WHAT TO PRODUCE — Rewrite every row below, changing "help-icon" to "question-icon" wherever it occurs and leaving everything else as it is.

+-------+

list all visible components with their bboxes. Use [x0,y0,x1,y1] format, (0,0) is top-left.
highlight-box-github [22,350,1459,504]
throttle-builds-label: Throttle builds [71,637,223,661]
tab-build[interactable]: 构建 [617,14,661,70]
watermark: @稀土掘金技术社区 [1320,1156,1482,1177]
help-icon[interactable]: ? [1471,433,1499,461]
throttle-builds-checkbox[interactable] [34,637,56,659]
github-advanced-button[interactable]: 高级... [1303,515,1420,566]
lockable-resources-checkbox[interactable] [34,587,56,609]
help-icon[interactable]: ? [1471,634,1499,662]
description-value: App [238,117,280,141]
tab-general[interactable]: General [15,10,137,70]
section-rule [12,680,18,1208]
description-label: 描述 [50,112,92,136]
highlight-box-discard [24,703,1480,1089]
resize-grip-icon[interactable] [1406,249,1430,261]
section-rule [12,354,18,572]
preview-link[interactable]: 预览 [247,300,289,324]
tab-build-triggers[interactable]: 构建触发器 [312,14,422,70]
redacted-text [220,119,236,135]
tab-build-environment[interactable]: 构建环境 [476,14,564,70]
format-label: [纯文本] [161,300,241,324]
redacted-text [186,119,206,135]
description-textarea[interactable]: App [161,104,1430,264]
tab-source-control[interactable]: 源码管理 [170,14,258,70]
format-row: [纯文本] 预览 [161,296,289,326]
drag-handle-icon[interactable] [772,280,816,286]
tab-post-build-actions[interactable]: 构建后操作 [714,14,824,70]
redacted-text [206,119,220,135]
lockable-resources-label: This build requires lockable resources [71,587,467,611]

+-------+

RESPONSE TO THIS TASK —
list all visible components with their bboxes. Use [x0,y0,x1,y1] format, (0,0) is top-left.
highlight-box-github [22,350,1459,504]
throttle-builds-label: Throttle builds [71,637,223,661]
tab-build[interactable]: 构建 [617,14,661,70]
watermark: @稀土掘金技术社区 [1320,1156,1482,1177]
question-icon[interactable]: ? [1471,433,1499,461]
throttle-builds-checkbox[interactable] [34,637,56,659]
github-advanced-button[interactable]: 高级... [1303,515,1420,566]
lockable-resources-checkbox[interactable] [34,587,56,609]
question-icon[interactable]: ? [1471,634,1499,662]
description-value: App [238,117,280,141]
tab-general[interactable]: General [15,10,137,70]
section-rule [12,680,18,1208]
description-label: 描述 [50,112,92,136]
highlight-box-discard [24,703,1480,1089]
resize-grip-icon[interactable] [1406,249,1430,261]
section-rule [12,354,18,572]
preview-link[interactable]: 预览 [247,300,289,324]
tab-build-triggers[interactable]: 构建触发器 [312,14,422,70]
redacted-text [220,119,236,135]
tab-build-environment[interactable]: 构建环境 [476,14,564,70]
format-label: [纯文本] [161,300,241,324]
redacted-text [186,119,206,135]
description-textarea[interactable]: App [161,104,1430,264]
tab-source-control[interactable]: 源码管理 [170,14,258,70]
format-row: [纯文本] 预览 [161,296,289,326]
drag-handle-icon[interactable] [772,280,816,286]
tab-post-build-actions[interactable]: 构建后操作 [714,14,824,70]
redacted-text [206,119,220,135]
lockable-resources-label: This build requires lockable resources [71,587,467,611]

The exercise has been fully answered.